- What the task asks -
Every line must be returned precisely as it is written.

- Records to use -
#####
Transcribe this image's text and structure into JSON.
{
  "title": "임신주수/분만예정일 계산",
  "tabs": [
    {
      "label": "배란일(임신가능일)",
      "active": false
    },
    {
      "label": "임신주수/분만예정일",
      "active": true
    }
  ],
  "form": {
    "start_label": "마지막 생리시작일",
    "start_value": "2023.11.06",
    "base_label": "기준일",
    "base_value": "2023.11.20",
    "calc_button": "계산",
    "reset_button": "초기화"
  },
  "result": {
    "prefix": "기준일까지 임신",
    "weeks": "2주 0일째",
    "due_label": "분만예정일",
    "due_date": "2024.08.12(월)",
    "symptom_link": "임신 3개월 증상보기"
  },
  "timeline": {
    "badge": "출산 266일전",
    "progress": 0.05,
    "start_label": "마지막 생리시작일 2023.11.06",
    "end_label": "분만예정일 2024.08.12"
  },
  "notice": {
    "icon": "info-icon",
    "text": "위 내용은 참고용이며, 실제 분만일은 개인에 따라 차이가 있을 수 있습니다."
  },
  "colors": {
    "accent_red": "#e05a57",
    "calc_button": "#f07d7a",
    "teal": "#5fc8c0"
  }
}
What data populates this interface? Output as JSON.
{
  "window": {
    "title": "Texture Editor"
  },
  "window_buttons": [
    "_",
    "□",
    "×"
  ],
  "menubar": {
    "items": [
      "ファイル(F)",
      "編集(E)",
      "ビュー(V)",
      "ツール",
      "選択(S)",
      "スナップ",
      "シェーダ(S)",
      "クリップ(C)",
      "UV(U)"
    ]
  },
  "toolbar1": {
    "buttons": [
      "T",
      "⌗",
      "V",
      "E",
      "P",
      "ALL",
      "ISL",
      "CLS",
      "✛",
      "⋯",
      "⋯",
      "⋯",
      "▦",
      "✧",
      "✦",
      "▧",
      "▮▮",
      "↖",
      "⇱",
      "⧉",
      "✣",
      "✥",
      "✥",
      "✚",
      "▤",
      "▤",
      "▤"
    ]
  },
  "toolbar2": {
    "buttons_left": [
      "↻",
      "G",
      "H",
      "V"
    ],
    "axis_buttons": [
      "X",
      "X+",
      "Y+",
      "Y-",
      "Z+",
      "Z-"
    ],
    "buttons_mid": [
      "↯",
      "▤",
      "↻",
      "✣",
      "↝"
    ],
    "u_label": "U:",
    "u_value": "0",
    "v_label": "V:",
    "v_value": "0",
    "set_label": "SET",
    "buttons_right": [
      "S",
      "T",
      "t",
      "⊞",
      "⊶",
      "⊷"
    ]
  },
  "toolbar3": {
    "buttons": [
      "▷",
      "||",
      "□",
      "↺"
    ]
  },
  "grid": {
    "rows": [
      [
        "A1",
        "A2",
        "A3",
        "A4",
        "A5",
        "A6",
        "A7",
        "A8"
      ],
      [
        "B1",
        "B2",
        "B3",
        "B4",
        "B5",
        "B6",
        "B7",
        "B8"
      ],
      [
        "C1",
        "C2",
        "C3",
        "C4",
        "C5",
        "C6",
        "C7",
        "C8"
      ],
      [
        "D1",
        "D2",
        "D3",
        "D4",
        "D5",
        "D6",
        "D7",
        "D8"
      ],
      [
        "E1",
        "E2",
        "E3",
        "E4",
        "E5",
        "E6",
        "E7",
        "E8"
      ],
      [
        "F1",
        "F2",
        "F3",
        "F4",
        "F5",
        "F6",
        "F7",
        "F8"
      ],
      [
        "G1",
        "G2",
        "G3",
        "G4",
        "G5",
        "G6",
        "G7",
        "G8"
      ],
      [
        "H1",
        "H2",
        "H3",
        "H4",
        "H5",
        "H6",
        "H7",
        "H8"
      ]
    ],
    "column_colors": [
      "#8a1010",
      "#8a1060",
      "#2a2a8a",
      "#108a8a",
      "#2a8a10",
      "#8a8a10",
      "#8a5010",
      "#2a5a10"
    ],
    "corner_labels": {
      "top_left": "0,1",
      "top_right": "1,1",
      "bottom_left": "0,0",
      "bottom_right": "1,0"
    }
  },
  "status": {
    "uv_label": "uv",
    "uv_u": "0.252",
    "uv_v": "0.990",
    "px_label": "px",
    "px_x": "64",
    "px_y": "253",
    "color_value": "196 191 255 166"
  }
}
#####
- Output -
Transcribe this image's text and structure into JSON.
{
  "title": "임신주수/분만예정일 계산",
  "tabs": [
    {
      "label": "배란일(임신가능일)",
      "active": false
    },
    {
      "label": "임신주수/분만예정일",
      "active": true
    }
  ],
  "form": {
    "start_label": "마지막 생리시작일",
    "start_value": "2023.11.06",
    "base_label": "기준일",
    "base_value": "2023.11.20",
    "calc_button": "계산",
    "reset_button": "초기화"
  },
  "result": {
    "prefix": "기준일까지 임신",
    "weeks": "2주 0일째",
    "due_label": "분만예정일",
    "due_date": "2024.08.12(월)",
    "symptom_link": "임신 3개월 증상보기"
  },
  "timeline": {
    "badge": "출산 266일전",
    "progress": 0.05,
    "start_label": "마지막 생리시작일 2023.11.06",
    "end_label": "분만예정일 2024.08.12"
  },
  "notice": {
    "icon": "info-icon",
    "text": "위 내용은 참고용이며, 실제 분만일은 개인에 따라 차이가 있을 수 있습니다."
  },
  "colors": {
    "accent_red": "#e05a57",
    "calc_button": "#f07d7a",
    "teal": "#5fc8c0"
  }
}
What data populates this interface? Output as JSON.
{
  "window": {
    "title": "Texture Editor"
  },
  "window_buttons": [
    "_",
    "□",
    "×"
  ],
  "menubar": {
    "items": [
      "ファイル(F)",
      "編集(E)",
      "ビュー(V)",
      "ツール",
      "選択(S)",
      "スナップ",
      "シェーダ(S)",
      "クリップ(C)",
      "UV(U)"
    ]
  },
  "toolbar1": {
    "buttons": [
      "T",
      "⌗",
      "V",
      "E",
      "P",
      "ALL",
      "ISL",
      "CLS",
      "✛",
      "⋯",
      "⋯",
      "⋯",
      "▦",
      "✧",
      "✦",
      "▧",
      "▮▮",
      "↖",
      "⇱",
      "⧉",
      "✣",
      "✥",
      "✥",
      "✚",
      "▤",
      "▤",
      "▤"
    ]
  },
  "toolbar2": {
    "buttons_left": [
      "↻",
      "G",
      "H",
      "V"
    ],
    "axis_buttons": [
      "X",
      "X+",
      "Y+",
      "Y-",
      "Z+",
      "Z-"
    ],
    "buttons_mid": [
      "↯",
      "▤",
      "↻",
      "✣",
      "↝"
    ],
    "u_label": "U:",
    "u_value": "0",
    "v_label": "V:",
    "v_value": "0",
    "set_label": "SET",
    "buttons_right": [
      "S",
      "T",
      "t",
      "⊞",
      "⊶",
      "⊷"
    ]
  },
  "toolbar3": {
    "buttons": [
      "▷",
      "||",
      "□",
      "↺"
    ]
  },
  "grid": {
    "rows": [
      [
        "A1",
        "A2",
        "A3",
        "A4",
        "A5",
        "A6",
        "A7",
        "A8"
      ],
      [
        "B1",
        "B2",
        "B3",
        "B4",
        "B5",
        "B6",
        "B7",
        "B8"
      ],
      [
        "C1",
        "C2",
        "C3",
        "C4",
        "C5",
        "C6",
        "C7",
        "C8"
      ],
      [
        "D1",
        "D2",
        "D3",
        "D4",
        "D5",
        "D6",
        "D7",
        "D8"
      ],
      [
        "E1",
        "E2",
        "E3",
        "E4",
        "E5",
        "E6",
        "E7",
        "E8"
      ],
      [
        "F1",
        "F2",
        "F3",
        "F4",
        "F5",
        "F6",
        "F7",
        "F8"
      ],
      [
        "G1",
        "G2",
        "G3",
        "G4",
        "G5",
        "G6",
        "G7",
        "G8"
      ],
      [
        "H1",
        "H2",
        "H3",
        "H4",
        "H5",
        "H6",
        "H7",
        "H8"
      ]
    ],
    "column_colors": [
      "#8a1010",
      "#8a1060",
      "#2a2a8a",
      "#108a8a",
      "#2a8a10",
      "#8a8a10",
      "#8a5010",
      "#2a5a10"
    ],
    "corner_labels": {
      "top_left": "0,1",
      "top_right": "1,1",
      "bottom_left": "0,0",
      "bottom_right": "1,0"
    }
  },
  "status": {
    "uv_label": "uv",
    "uv_u": "0.252",
    "uv_v": "0.990",
    "px_label": "px",
    "px_x": "64",
    "px_y": "253",
    "color_value": "196 191 255 166"
  }
}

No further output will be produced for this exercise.